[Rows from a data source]
· · · · ·

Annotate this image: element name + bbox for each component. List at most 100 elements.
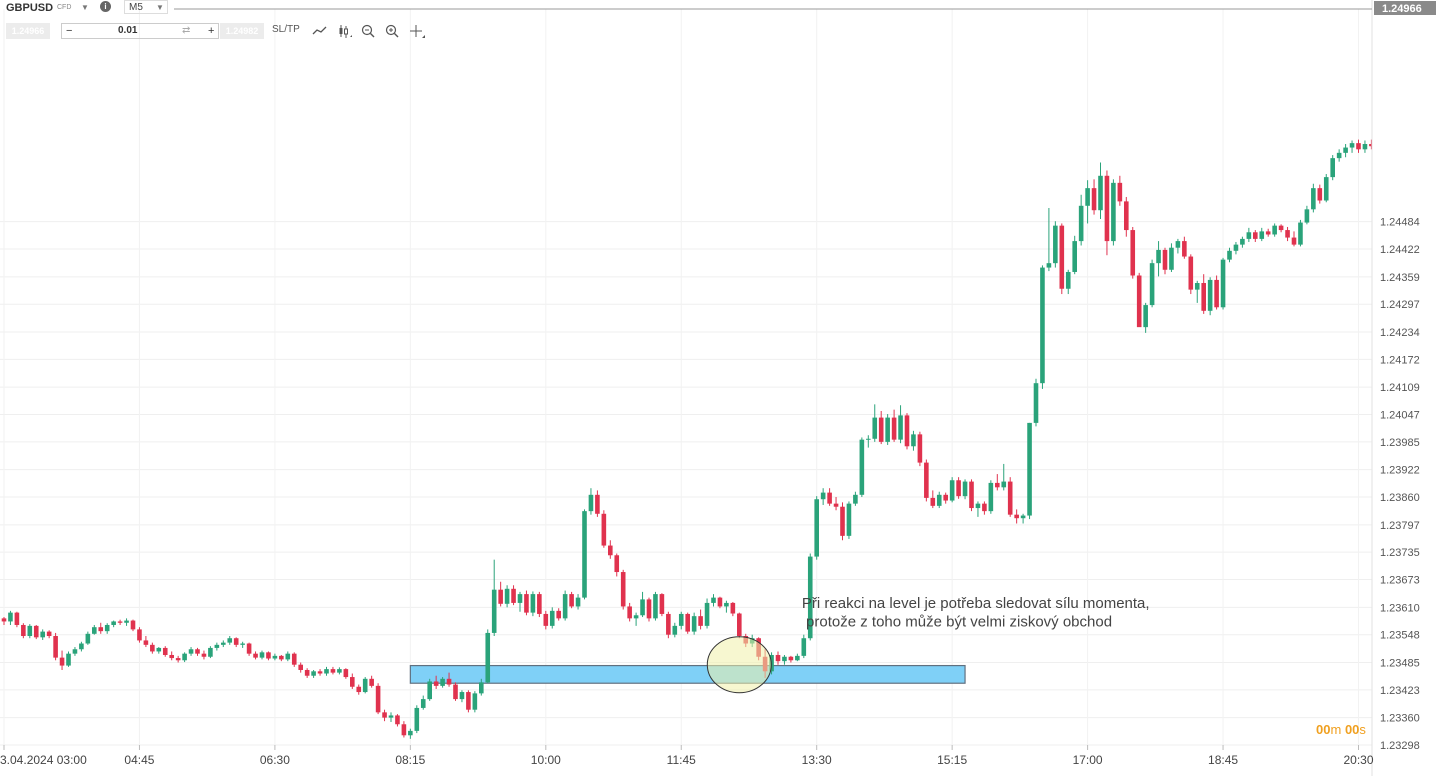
candle-body [930,497,936,506]
candle-body [575,597,581,607]
candle [969,479,974,512]
candle [498,581,503,607]
candle [1,617,7,625]
candle [1233,241,1239,255]
candle-body [285,653,291,660]
candle-body [956,480,961,497]
timeframe-dropdown-icon[interactable]: ▼ [156,3,164,12]
candle [382,709,387,722]
candle [704,598,710,629]
quantity-value[interactable]: 0.01 [118,25,138,36]
candle-body [214,644,220,648]
candle [1059,223,1065,295]
candle [666,611,671,639]
price-tick-label: 1.23548 [1380,630,1420,642]
zoom-in-icon[interactable] [385,24,399,38]
candle [717,596,723,609]
candle-body [698,616,703,626]
candle-body [150,644,155,652]
candle-body [40,631,45,638]
candle [1188,254,1194,295]
candle [1169,243,1174,272]
info-icon[interactable]: i [100,1,111,12]
candle-body [79,643,84,650]
candle [53,632,58,661]
sltp-button[interactable]: SL/TP [272,24,300,35]
candle-body [1033,383,1039,423]
buy-price-button[interactable]: 1.24982 [220,23,264,39]
candle [8,610,13,625]
candle [711,594,716,607]
symbol-label[interactable]: GBPUSD [6,2,54,14]
candle [1214,275,1219,310]
candle-body [1007,481,1013,515]
candle [446,672,452,687]
candle [1143,302,1148,333]
current-price-tag [1374,1,1436,15]
candle-body [440,678,445,686]
price-tick-label: 1.24172 [1380,354,1420,366]
minus-button[interactable]: − [66,25,73,37]
candle-body [1136,275,1142,328]
candle [369,675,374,688]
candle-body [1311,188,1316,210]
candle [1285,226,1290,242]
candle-body [485,632,491,683]
time-tick-label: 08:15 [395,753,425,767]
candle-body [298,664,303,670]
sell-price-button[interactable]: 1.24966 [6,23,50,39]
candle [485,629,491,684]
candle-body [904,415,910,447]
candle-body [453,684,458,700]
symbol-dropdown-icon[interactable]: ▼ [81,3,89,12]
candle [14,611,20,628]
candle-body [530,594,536,613]
candle-body [1291,237,1297,245]
swap-icon[interactable]: ⇄ [182,25,191,36]
candle [324,666,329,676]
candle-body [562,594,568,619]
candle [285,651,291,662]
candle [995,474,1000,491]
candle [1253,230,1258,242]
price-tick-label: 1.24234 [1380,327,1420,339]
quantity-stepper[interactable]: − 0.01 ⇄ + [61,23,219,39]
candle-body [620,572,626,607]
candle-body [1323,177,1329,201]
crosshair-icon[interactable] [410,25,425,38]
candle [1053,221,1058,268]
candle [111,620,116,628]
candle-body [885,417,890,442]
candle-body [169,654,174,659]
candle [1014,509,1019,524]
candle [72,647,78,656]
time-axis: 3.04.2024 03:00 04:45 06:30 08:15 10:00 11:45… [0,745,1374,767]
candle-body [1220,259,1226,308]
candle-body [1098,175,1103,211]
candle-body [1349,143,1355,148]
candle [311,669,316,678]
candle-body [117,621,123,623]
candle [343,668,349,679]
candle-body [1046,263,1052,268]
candle [833,497,839,511]
line-chart-icon[interactable] [312,26,327,35]
timer-seconds: 00 [1344,722,1360,737]
candle-body [85,633,91,644]
zoom-out-icon[interactable] [361,24,375,38]
candle-body [1272,225,1277,235]
plus-button[interactable]: + [208,25,215,37]
candle [1227,247,1232,263]
candles-icon[interactable] [339,25,353,38]
candle [562,590,568,621]
candle [517,591,523,612]
candle [1220,257,1226,310]
candle-body [717,597,723,607]
candle-body [1343,147,1348,153]
candle [975,501,981,517]
candle-body [1233,244,1239,251]
candle [730,602,736,617]
timeframe-select[interactable]: M5 [124,0,168,14]
candle [156,647,162,654]
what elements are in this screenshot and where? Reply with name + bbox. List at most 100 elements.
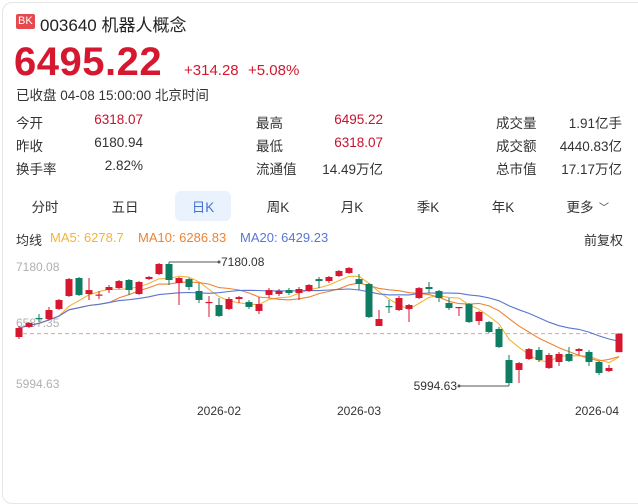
x-axis-label: 2026-02 — [197, 404, 241, 418]
board-badge: BK — [16, 14, 35, 29]
candle-body — [265, 290, 273, 295]
candle-body — [215, 304, 223, 316]
candle-body — [145, 276, 153, 280]
min-price-label: 5994.63 — [414, 379, 458, 393]
candle-body — [565, 353, 573, 361]
candle-body — [235, 297, 243, 300]
current-price: 6495.22 — [14, 40, 163, 84]
candle-body — [455, 306, 463, 309]
candle-body — [125, 279, 133, 291]
stat-label: 总市值 — [496, 162, 537, 177]
candle-body — [555, 353, 563, 363]
candle-body — [25, 322, 33, 327]
candle-body — [15, 328, 23, 338]
max-annotation-dot — [217, 260, 221, 264]
stat-value: 6318.07 — [334, 135, 383, 150]
chevron-down-icon: ﹀ — [599, 203, 609, 214]
x-axis-label: 2026-03 — [337, 404, 381, 418]
candle-body — [405, 304, 413, 309]
candle-body — [35, 317, 43, 320]
candle-body — [395, 297, 403, 311]
candle-body — [285, 290, 293, 293]
candle-body — [305, 285, 313, 291]
stat-label: 昨收 — [16, 139, 43, 154]
candle-body — [495, 328, 503, 348]
stat-value: 6180.94 — [94, 135, 143, 150]
candle-body — [615, 333, 623, 353]
candle-body — [85, 290, 93, 295]
candle-body — [435, 290, 443, 298]
candle-body — [95, 294, 103, 296]
tab-3[interactable]: 周K — [266, 200, 290, 215]
stat-value: 17.17万亿 — [561, 162, 622, 177]
stat-value: 6318.07 — [94, 112, 143, 127]
tab-5[interactable]: 季K — [416, 200, 440, 215]
candle-body — [365, 283, 373, 318]
candle-body — [155, 263, 163, 275]
ma20-line — [18, 288, 620, 342]
candle-body — [65, 279, 73, 297]
candle-body — [385, 306, 393, 308]
tab-7[interactable]: 更多 — [566, 200, 594, 215]
candle-body — [75, 278, 83, 295]
tab-1[interactable]: 五日 — [111, 200, 139, 215]
status-time: 已收盘 04-08 15:00:00 北京时间 — [16, 88, 209, 103]
tab-6[interactable]: 年K — [491, 200, 515, 215]
candle-body — [485, 322, 493, 332]
candle-body — [575, 349, 583, 352]
candle-body — [315, 279, 323, 282]
stat-label: 成交额 — [496, 139, 537, 154]
tab-2[interactable]: 日K — [191, 200, 215, 215]
tab-4[interactable]: 月K — [340, 200, 364, 215]
candle-body — [335, 271, 343, 277]
adjust-toggle[interactable]: 前复权 — [583, 233, 623, 248]
candle-body — [415, 288, 423, 298]
stat-label: 换手率 — [16, 162, 57, 177]
stock-title: 003640 机器人概念 — [40, 11, 186, 36]
candle-body — [165, 263, 173, 280]
ma10-line — [18, 281, 620, 362]
min-annotation-dot — [457, 384, 461, 388]
candle-body — [465, 304, 473, 323]
candle-body — [375, 319, 383, 327]
stat-value: 2.82% — [104, 158, 143, 173]
stat-value: 14.49万亿 — [322, 162, 383, 177]
candle-body — [545, 354, 553, 368]
candle-body — [135, 281, 143, 295]
candle-body — [45, 310, 53, 320]
candle-body — [595, 362, 603, 373]
candle-body — [515, 363, 523, 370]
y-axis-label: 7180.08 — [16, 260, 60, 274]
stock-name: 机器人概念 — [101, 16, 187, 35]
candle-body — [255, 304, 263, 311]
candle-body — [195, 290, 203, 300]
x-axis-label: 2026-04 — [575, 404, 619, 418]
candle-body — [445, 303, 453, 309]
candle-body — [225, 299, 233, 309]
tab-0[interactable]: 分时 — [31, 200, 59, 215]
candle-body — [175, 278, 183, 284]
candle-body — [345, 267, 353, 273]
candle-body — [425, 287, 433, 289]
candle-body — [605, 367, 613, 372]
candle-body — [295, 288, 303, 293]
y-axis-label: 5994.63 — [16, 377, 60, 391]
candle-body — [205, 301, 213, 304]
price-change: +314.28 — [184, 62, 239, 79]
stat-label: 今开 — [16, 116, 43, 131]
stat-label: 最低 — [256, 139, 283, 154]
candle-body — [55, 299, 63, 309]
tab-selected-highlight — [175, 191, 231, 221]
stat-label: 最高 — [256, 116, 283, 131]
stat-value: 6495.22 — [334, 112, 383, 127]
candle-body — [245, 301, 253, 307]
candle-body — [105, 287, 113, 291]
stat-value: 4440.83亿 — [559, 139, 622, 154]
ma-label: 均线 — [16, 233, 43, 248]
candle-body — [325, 276, 333, 282]
stat-label: 成交量 — [496, 116, 537, 131]
price-change-pct: +5.08% — [248, 62, 300, 79]
kline-chart[interactable]: 7180.086587.355994.637180.085994.632026-… — [0, 250, 638, 430]
candle-body — [115, 281, 123, 289]
stock-code: 003640 — [40, 16, 97, 35]
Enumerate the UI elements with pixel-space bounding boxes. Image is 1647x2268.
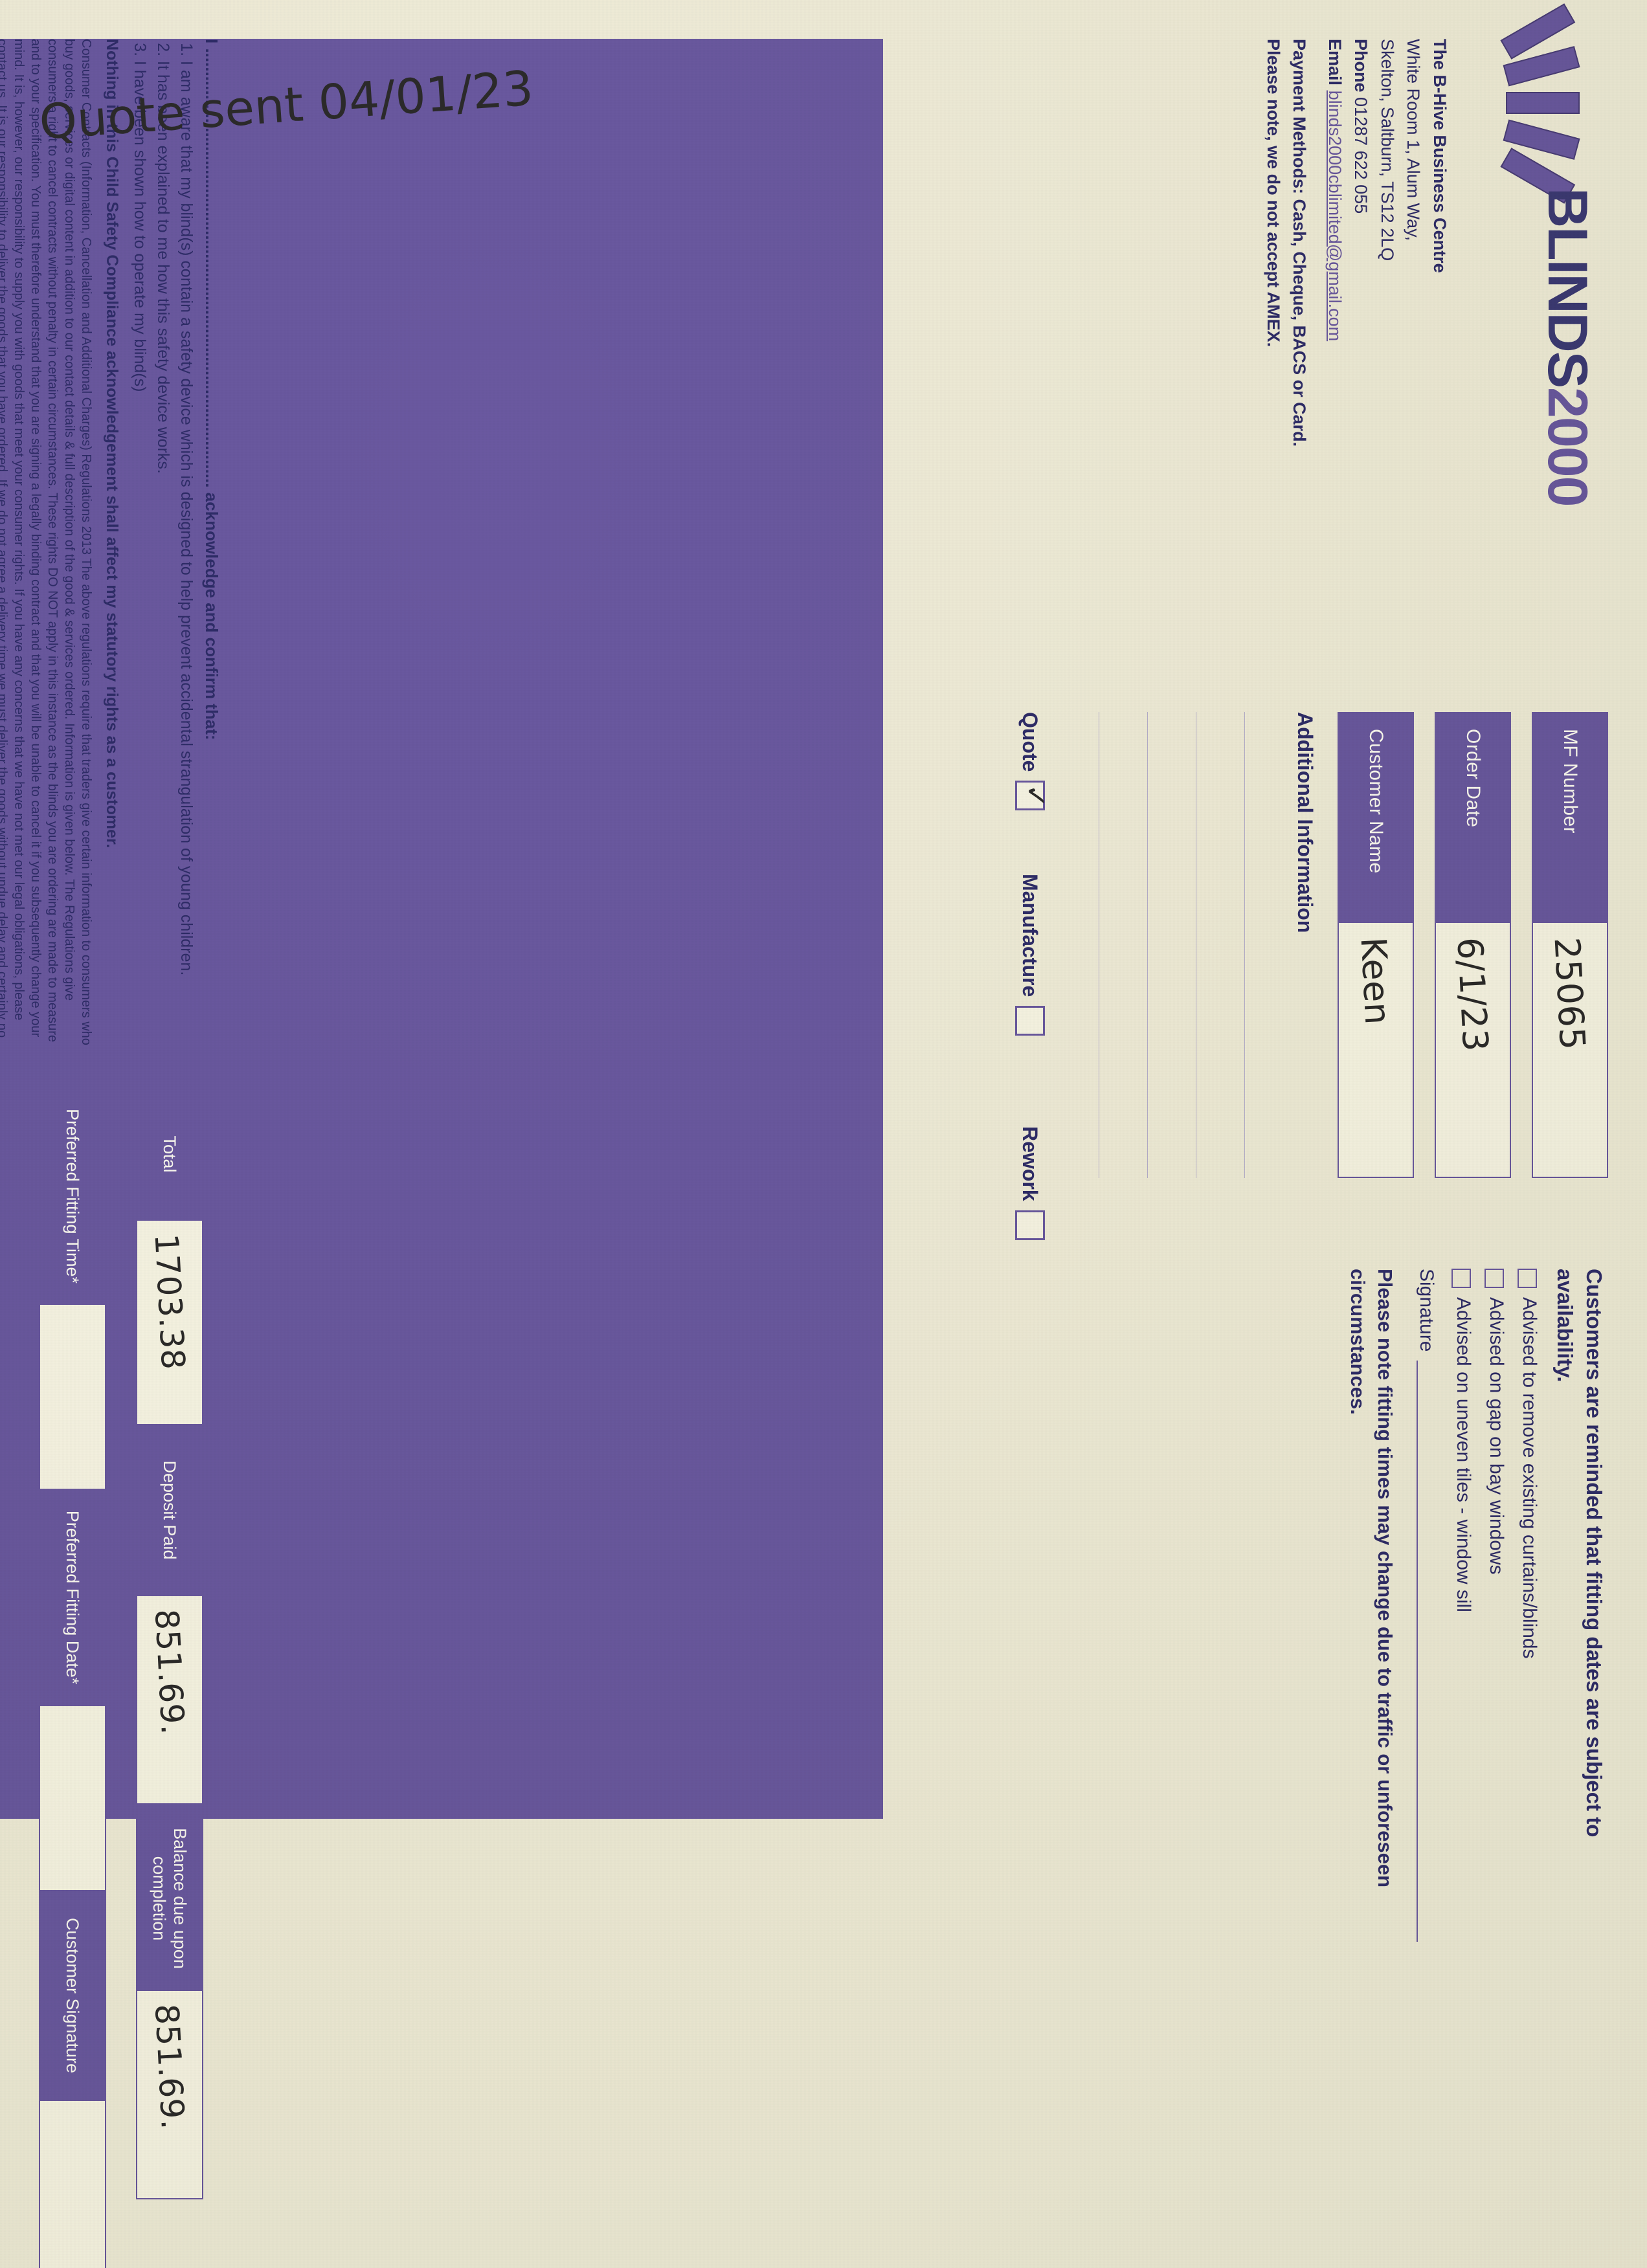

· · · · ·

§ TASK DETAILS
Return, without any change, every row from the one containing "x-axis-label: 2026-02 — [197, 404, 241, 418]" down to the one containing "candle-body — [485, 322, 493, 332]", including both of those rows.

§ SOLUTION TO THIS EXERCISE
x-axis-label: 2026-02 — [197, 404, 241, 418]
board-badge: BK — [16, 14, 35, 29]
candle-body — [265, 290, 273, 295]
candle-body — [215, 304, 223, 316]
candle-body — [145, 276, 153, 280]
min-price-label: 5994.63 — [414, 379, 458, 393]
candle-body — [565, 353, 573, 361]
candle-body — [235, 297, 243, 300]
current-price: 6495.22 — [14, 40, 163, 84]
candle-body — [455, 306, 463, 309]
candle-body — [125, 279, 133, 291]
stat-label: 总市值 — [496, 162, 537, 177]
candle-body — [555, 353, 563, 363]
candle-body — [25, 322, 33, 327]
candle-body — [15, 328, 23, 338]
max-annotation-dot — [217, 260, 221, 264]
stat-value: 6318.07 — [334, 135, 383, 150]
chevron-down-icon: ﹀ — [599, 203, 609, 214]
x-axis-label: 2026-03 — [337, 404, 381, 418]
candle-body — [405, 304, 413, 309]
candle-body — [35, 317, 43, 320]
candle-body — [395, 297, 403, 311]
candle-body — [285, 290, 293, 293]
candle-body — [305, 285, 313, 291]
stat-label: 昨收 — [16, 139, 43, 154]
candle-body — [495, 328, 503, 348]
stat-value: 6180.94 — [94, 135, 143, 150]
candle-body — [615, 333, 623, 353]
candle-body — [85, 290, 93, 295]
candle-body — [435, 290, 443, 298]
candle-body — [95, 294, 103, 296]
tab-3[interactable]: 周K — [266, 200, 290, 215]
stat-value: 17.17万亿 — [561, 162, 622, 177]
stat-value: 6318.07 — [94, 112, 143, 127]
tab-5[interactable]: 季K — [416, 200, 440, 215]
candle-body — [365, 283, 373, 318]
candle-body — [155, 263, 163, 275]
ma20-line — [18, 288, 620, 342]
candle-body — [65, 279, 73, 297]
candle-body — [385, 306, 393, 308]
tab-7[interactable]: 更多 — [566, 200, 594, 215]
candle-body — [75, 278, 83, 295]
tab-1[interactable]: 五日 — [111, 200, 139, 215]
status-time: 已收盘 04-08 15:00:00 北京时间 — [16, 88, 209, 103]
tab-6[interactable]: 年K — [491, 200, 515, 215]
candle-body — [485, 322, 493, 332]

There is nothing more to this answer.